INFORMATION PROVIDED
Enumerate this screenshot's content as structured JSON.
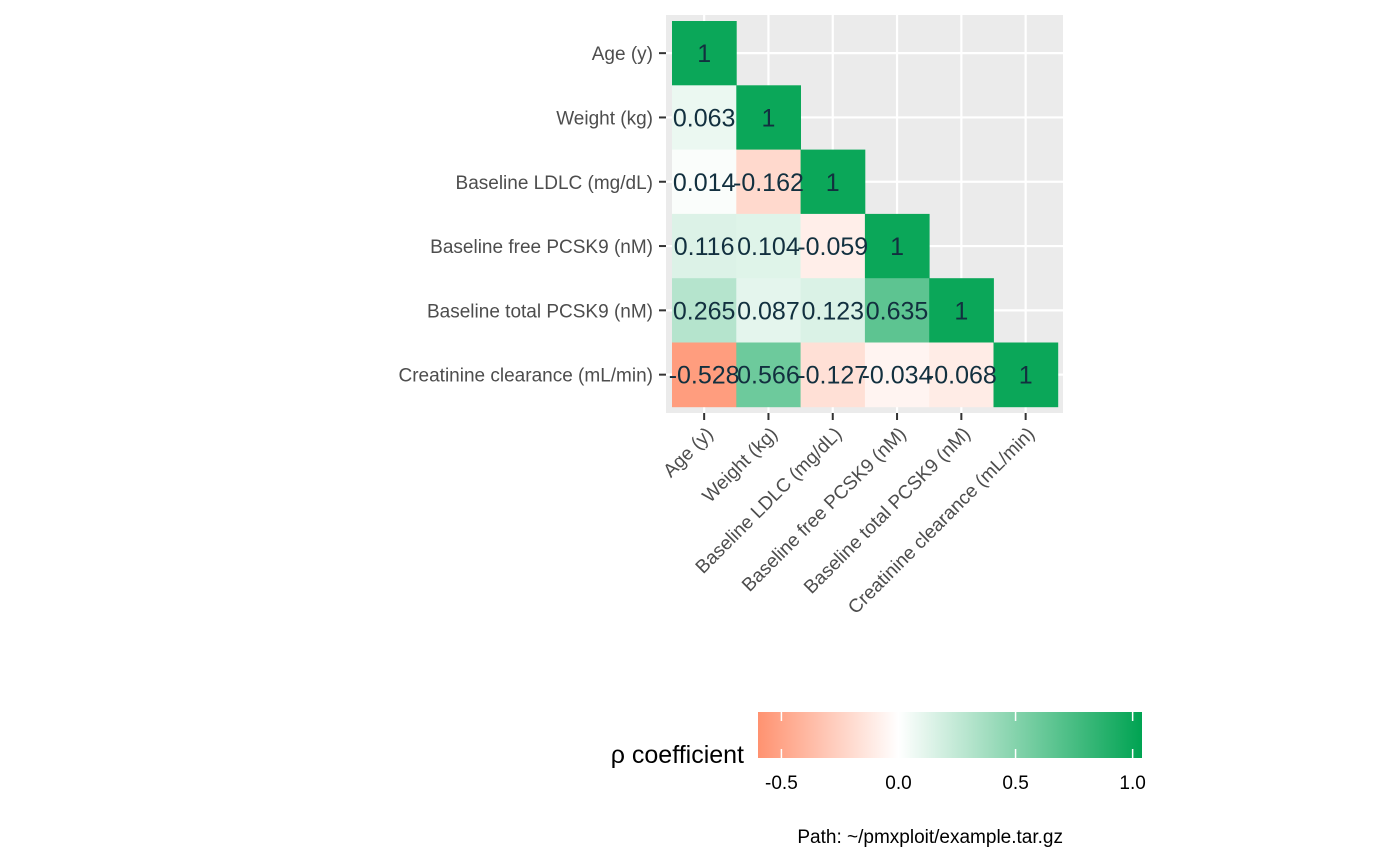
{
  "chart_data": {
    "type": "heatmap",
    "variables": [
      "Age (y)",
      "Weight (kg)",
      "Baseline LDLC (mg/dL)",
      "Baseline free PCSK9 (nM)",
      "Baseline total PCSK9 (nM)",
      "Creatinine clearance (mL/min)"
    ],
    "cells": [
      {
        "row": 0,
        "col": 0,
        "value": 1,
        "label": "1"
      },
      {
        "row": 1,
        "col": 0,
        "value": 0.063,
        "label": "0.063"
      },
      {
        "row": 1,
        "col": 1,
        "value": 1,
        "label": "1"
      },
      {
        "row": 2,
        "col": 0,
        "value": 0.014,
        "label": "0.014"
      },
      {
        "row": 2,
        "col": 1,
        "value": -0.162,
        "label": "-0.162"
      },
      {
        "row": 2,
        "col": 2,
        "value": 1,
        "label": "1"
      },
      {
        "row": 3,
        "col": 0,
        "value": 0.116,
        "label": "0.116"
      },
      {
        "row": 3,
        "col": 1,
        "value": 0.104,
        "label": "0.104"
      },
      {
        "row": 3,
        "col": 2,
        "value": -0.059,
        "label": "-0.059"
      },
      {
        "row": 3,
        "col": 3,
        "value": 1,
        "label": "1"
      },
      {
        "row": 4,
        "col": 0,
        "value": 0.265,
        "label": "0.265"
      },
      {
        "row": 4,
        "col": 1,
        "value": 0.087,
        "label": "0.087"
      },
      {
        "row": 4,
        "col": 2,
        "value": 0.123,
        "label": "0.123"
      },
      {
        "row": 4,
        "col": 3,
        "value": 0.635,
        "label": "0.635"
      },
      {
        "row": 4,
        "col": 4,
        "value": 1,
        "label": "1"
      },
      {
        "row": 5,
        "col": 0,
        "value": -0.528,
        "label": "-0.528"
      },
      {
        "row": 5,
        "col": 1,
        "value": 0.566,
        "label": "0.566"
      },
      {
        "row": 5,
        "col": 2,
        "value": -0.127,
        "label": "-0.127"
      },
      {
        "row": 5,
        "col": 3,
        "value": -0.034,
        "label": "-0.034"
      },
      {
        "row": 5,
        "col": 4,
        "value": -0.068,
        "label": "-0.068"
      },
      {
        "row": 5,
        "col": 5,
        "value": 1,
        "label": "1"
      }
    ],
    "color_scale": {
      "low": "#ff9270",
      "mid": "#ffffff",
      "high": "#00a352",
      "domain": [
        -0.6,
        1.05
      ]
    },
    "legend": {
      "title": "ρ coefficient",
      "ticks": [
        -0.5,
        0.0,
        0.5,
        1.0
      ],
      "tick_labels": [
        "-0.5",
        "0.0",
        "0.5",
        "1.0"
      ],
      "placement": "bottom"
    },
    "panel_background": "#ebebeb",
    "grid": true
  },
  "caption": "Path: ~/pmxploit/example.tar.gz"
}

---

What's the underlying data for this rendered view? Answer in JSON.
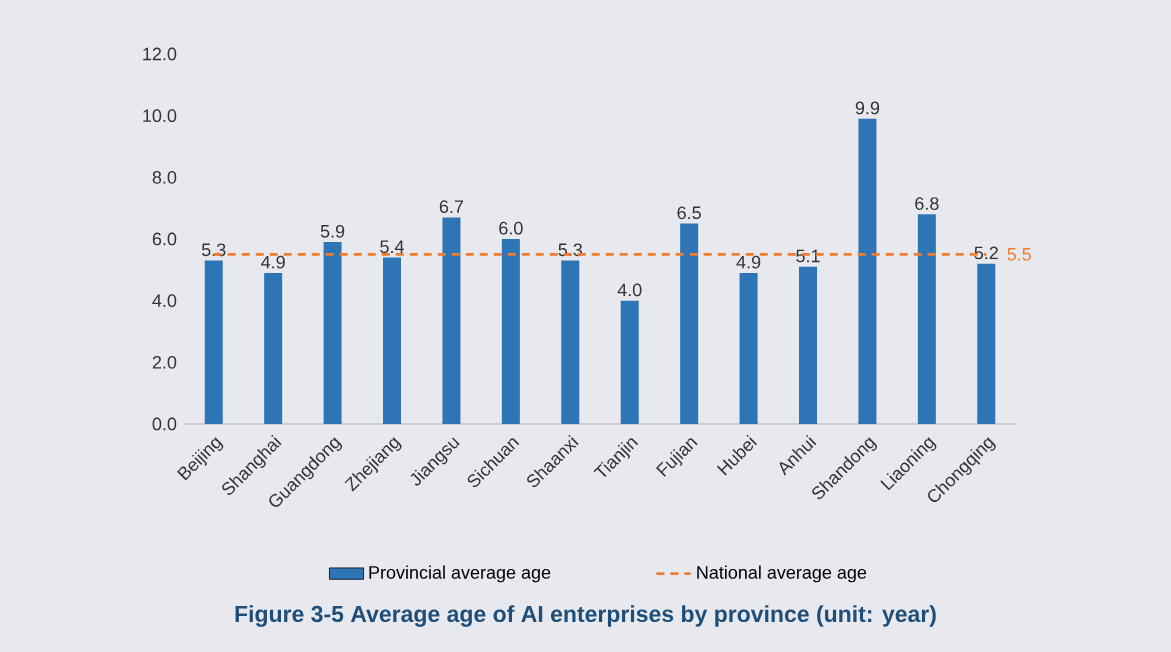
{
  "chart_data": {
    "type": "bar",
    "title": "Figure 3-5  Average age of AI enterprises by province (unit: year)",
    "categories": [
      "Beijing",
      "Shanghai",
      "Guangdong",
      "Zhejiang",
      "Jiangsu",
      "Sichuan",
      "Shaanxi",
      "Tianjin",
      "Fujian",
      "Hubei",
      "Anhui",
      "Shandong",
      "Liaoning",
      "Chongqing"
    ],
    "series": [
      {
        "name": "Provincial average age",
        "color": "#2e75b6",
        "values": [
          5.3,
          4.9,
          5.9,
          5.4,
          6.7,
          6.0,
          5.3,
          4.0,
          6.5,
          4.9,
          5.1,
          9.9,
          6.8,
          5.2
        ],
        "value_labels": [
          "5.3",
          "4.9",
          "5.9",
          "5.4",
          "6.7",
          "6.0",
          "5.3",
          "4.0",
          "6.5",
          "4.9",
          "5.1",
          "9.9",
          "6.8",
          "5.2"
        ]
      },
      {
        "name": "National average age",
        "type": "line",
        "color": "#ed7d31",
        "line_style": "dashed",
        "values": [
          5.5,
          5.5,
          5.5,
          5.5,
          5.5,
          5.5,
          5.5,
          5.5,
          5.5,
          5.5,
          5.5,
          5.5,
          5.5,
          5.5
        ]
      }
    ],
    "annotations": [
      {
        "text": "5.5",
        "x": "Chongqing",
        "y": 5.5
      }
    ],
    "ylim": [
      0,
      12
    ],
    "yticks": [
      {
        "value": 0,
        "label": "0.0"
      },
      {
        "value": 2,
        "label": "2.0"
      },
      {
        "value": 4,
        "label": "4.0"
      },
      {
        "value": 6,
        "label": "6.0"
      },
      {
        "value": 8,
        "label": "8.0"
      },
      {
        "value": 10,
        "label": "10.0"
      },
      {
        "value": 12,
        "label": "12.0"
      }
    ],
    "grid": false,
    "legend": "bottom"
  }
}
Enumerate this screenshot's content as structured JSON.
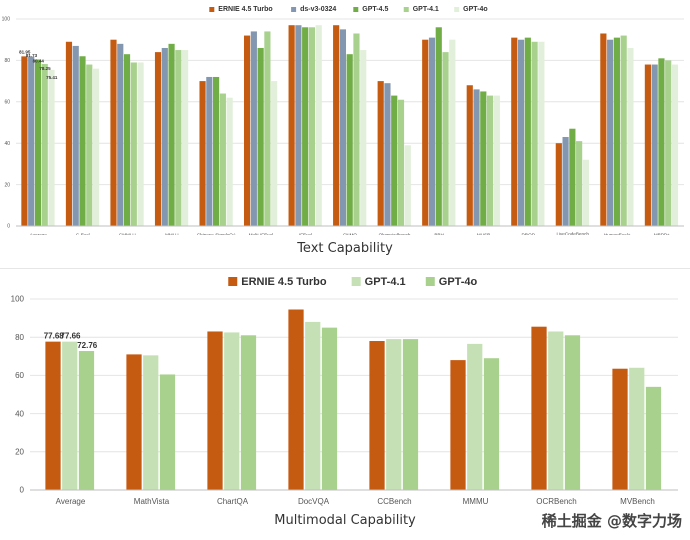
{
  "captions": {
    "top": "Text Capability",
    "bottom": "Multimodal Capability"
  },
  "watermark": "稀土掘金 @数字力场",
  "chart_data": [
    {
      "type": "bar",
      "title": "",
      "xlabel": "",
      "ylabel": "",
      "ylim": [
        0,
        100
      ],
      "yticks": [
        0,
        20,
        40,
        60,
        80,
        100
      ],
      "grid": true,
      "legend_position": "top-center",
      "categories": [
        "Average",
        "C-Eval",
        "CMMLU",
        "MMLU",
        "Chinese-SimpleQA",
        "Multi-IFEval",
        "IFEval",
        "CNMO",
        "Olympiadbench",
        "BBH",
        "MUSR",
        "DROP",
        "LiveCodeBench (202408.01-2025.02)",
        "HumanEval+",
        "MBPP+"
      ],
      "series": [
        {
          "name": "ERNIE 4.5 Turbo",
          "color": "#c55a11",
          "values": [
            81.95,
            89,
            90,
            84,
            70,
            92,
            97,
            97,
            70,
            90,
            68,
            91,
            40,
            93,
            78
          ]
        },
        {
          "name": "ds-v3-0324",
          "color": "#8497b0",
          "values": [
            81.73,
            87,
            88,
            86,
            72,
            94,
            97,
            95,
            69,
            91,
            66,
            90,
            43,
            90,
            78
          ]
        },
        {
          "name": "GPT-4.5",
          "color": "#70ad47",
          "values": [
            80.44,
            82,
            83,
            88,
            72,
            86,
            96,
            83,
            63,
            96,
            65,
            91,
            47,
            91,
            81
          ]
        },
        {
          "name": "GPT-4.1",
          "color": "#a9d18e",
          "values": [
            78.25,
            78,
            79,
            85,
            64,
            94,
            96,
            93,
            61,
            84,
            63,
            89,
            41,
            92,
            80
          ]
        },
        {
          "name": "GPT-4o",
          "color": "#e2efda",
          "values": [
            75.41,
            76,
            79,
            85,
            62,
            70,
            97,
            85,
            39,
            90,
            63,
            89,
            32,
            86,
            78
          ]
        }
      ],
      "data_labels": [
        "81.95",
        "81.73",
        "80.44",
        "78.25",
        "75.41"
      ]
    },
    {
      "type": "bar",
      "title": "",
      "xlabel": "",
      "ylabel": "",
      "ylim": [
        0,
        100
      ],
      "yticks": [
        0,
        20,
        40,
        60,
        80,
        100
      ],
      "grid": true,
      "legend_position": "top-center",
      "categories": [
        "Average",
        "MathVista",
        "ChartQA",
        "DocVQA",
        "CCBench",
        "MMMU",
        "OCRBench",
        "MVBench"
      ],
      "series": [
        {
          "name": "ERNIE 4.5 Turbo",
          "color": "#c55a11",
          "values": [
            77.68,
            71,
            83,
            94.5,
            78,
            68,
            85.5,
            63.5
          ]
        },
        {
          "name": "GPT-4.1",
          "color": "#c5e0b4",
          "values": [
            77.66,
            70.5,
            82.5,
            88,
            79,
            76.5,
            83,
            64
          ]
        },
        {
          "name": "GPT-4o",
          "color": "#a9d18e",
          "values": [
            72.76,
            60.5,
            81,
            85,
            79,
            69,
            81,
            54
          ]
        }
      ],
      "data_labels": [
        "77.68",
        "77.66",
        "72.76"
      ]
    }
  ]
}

PROBLEM DETAILS
Find how many lines in the records contain the string "title", then give the number alone.

FULL RESPONSE
4